Lines of data:
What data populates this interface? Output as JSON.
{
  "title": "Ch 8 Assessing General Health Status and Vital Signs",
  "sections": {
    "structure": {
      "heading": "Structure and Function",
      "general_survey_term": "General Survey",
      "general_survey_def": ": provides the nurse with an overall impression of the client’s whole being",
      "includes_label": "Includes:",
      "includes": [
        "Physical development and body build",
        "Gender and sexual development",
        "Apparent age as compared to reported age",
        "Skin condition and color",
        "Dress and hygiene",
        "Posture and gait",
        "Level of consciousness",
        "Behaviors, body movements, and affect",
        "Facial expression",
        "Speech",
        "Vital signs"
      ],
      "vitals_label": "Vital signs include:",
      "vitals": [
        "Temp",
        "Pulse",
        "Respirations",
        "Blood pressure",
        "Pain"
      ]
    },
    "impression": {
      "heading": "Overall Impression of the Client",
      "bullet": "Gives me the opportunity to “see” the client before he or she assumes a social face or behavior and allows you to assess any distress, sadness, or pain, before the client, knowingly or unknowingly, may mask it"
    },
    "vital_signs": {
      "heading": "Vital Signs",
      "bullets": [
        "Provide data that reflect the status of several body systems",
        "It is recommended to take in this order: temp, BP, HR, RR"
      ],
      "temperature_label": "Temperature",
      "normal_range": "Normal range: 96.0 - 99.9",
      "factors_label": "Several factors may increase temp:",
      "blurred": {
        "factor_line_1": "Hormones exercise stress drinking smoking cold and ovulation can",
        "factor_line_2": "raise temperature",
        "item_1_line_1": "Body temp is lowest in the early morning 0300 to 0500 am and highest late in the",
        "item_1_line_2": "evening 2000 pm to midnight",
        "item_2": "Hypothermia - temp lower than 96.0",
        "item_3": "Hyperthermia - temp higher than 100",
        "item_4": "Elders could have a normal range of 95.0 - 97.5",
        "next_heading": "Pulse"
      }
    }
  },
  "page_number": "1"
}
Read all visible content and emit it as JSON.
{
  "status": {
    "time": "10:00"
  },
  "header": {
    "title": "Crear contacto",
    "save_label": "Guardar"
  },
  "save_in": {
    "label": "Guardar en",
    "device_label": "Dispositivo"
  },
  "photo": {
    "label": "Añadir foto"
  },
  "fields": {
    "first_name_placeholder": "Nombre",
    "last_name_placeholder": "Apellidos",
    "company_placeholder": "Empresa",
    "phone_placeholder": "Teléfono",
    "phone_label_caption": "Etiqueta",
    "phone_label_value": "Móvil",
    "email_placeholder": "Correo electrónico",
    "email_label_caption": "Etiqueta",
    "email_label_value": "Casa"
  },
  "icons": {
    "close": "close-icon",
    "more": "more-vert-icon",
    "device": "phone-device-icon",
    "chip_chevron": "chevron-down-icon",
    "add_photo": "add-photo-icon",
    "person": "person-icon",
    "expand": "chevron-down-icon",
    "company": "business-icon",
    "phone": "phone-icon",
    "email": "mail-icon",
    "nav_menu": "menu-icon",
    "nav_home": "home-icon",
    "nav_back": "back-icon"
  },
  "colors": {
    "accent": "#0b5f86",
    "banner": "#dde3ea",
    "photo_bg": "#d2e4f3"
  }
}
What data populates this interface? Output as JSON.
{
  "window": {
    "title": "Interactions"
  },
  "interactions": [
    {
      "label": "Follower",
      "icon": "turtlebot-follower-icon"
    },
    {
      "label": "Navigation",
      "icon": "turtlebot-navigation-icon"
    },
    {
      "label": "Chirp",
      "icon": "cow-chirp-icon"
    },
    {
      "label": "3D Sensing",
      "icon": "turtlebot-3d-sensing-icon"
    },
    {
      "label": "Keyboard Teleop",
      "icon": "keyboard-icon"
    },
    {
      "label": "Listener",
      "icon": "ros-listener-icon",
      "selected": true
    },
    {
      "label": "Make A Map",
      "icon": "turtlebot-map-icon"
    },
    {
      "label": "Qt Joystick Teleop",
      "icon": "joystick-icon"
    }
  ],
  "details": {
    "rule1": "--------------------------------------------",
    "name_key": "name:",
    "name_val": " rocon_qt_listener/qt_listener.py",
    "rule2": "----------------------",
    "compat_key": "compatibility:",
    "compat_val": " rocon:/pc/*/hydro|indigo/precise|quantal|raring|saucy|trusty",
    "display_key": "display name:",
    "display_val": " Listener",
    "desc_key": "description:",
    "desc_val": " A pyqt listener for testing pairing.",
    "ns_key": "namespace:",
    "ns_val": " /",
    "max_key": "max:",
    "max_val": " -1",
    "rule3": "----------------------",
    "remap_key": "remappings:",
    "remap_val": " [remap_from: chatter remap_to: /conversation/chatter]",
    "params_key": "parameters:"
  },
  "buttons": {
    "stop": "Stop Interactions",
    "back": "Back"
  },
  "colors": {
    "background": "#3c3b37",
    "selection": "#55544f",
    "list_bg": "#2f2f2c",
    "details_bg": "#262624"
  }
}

Task objective
Above are some records; repeat all of them exactly.

Response to this task
What data populates this interface? Output as JSON.
{
  "title": "Ch 8 Assessing General Health Status and Vital Signs",
  "sections": {
    "structure": {
      "heading": "Structure and Function",
      "general_survey_term": "General Survey",
      "general_survey_def": ": provides the nurse with an overall impression of the client’s whole being",
      "includes_label": "Includes:",
      "includes": [
        "Physical development and body build",
        "Gender and sexual development",
        "Apparent age as compared to reported age",
        "Skin condition and color",
        "Dress and hygiene",
        "Posture and gait",
        "Level of consciousness",
        "Behaviors, body movements, and affect",
        "Facial expression",
        "Speech",
        "Vital signs"
      ],
      "vitals_label": "Vital signs include:",
      "vitals": [
        "Temp",
        "Pulse",
        "Respirations",
        "Blood pressure",
        "Pain"
      ]
    },
    "impression": {
      "heading": "Overall Impression of the Client",
      "bullet": "Gives me the opportunity to “see” the client before he or she assumes a social face or behavior and allows you to assess any distress, sadness, or pain, before the client, knowingly or unknowingly, may mask it"
    },
    "vital_signs": {
      "heading": "Vital Signs",
      "bullets": [
        "Provide data that reflect the status of several body systems",
        "It is recommended to take in this order: temp, BP, HR, RR"
      ],
      "temperature_label": "Temperature",
      "normal_range": "Normal range: 96.0 - 99.9",
      "factors_label": "Several factors may increase temp:",
      "blurred": {
        "factor_line_1": "Hormones exercise stress drinking smoking cold and ovulation can",
        "factor_line_2": "raise temperature",
        "item_1_line_1": "Body temp is lowest in the early morning 0300 to 0500 am and highest late in the",
        "item_1_line_2": "evening 2000 pm to midnight",
        "item_2": "Hypothermia - temp lower than 96.0",
        "item_3": "Hyperthermia - temp higher than 100",
        "item_4": "Elders could have a normal range of 95.0 - 97.5",
        "next_heading": "Pulse"
      }
    }
  },
  "page_number": "1"
}
Read all visible content and emit it as JSON.
{
  "status": {
    "time": "10:00"
  },
  "header": {
    "title": "Crear contacto",
    "save_label": "Guardar"
  },
  "save_in": {
    "label": "Guardar en",
    "device_label": "Dispositivo"
  },
  "photo": {
    "label": "Añadir foto"
  },
  "fields": {
    "first_name_placeholder": "Nombre",
    "last_name_placeholder": "Apellidos",
    "company_placeholder": "Empresa",
    "phone_placeholder": "Teléfono",
    "phone_label_caption": "Etiqueta",
    "phone_label_value": "Móvil",
    "email_placeholder": "Correo electrónico",
    "email_label_caption": "Etiqueta",
    "email_label_value": "Casa"
  },
  "icons": {
    "close": "close-icon",
    "more": "more-vert-icon",
    "device": "phone-device-icon",
    "chip_chevron": "chevron-down-icon",
    "add_photo": "add-photo-icon",
    "person": "person-icon",
    "expand": "chevron-down-icon",
    "company": "business-icon",
    "phone": "phone-icon",
    "email": "mail-icon",
    "nav_menu": "menu-icon",
    "nav_home": "home-icon",
    "nav_back": "back-icon"
  },
  "colors": {
    "accent": "#0b5f86",
    "banner": "#dde3ea",
    "photo_bg": "#d2e4f3"
  }
}
What data populates this interface? Output as JSON.
{
  "window": {
    "title": "Interactions"
  },
  "interactions": [
    {
      "label": "Follower",
      "icon": "turtlebot-follower-icon"
    },
    {
      "label": "Navigation",
      "icon": "turtlebot-navigation-icon"
    },
    {
      "label": "Chirp",
      "icon": "cow-chirp-icon"
    },
    {
      "label": "3D Sensing",
      "icon": "turtlebot-3d-sensing-icon"
    },
    {
      "label": "Keyboard Teleop",
      "icon": "keyboard-icon"
    },
    {
      "label": "Listener",
      "icon": "ros-listener-icon",
      "selected": true
    },
    {
      "label": "Make A Map",
      "icon": "turtlebot-map-icon"
    },
    {
      "label": "Qt Joystick Teleop",
      "icon": "joystick-icon"
    }
  ],
  "details": {
    "rule1": "--------------------------------------------",
    "name_key": "name:",
    "name_val": " rocon_qt_listener/qt_listener.py",
    "rule2": "----------------------",
    "compat_key": "compatibility:",
    "compat_val": " rocon:/pc/*/hydro|indigo/precise|quantal|raring|saucy|trusty",
    "display_key": "display name:",
    "display_val": " Listener",
    "desc_key": "description:",
    "desc_val": " A pyqt listener for testing pairing.",
    "ns_key": "namespace:",
    "ns_val": " /",
    "max_key": "max:",
    "max_val": " -1",
    "rule3": "----------------------",
    "remap_key": "remappings:",
    "remap_val": " [remap_from: chatter remap_to: /conversation/chatter]",
    "params_key": "parameters:"
  },
  "buttons": {
    "stop": "Stop Interactions",
    "back": "Back"
  },
  "colors": {
    "background": "#3c3b37",
    "selection": "#55544f",
    "list_bg": "#2f2f2c",
    "details_bg": "#262624"
  }
}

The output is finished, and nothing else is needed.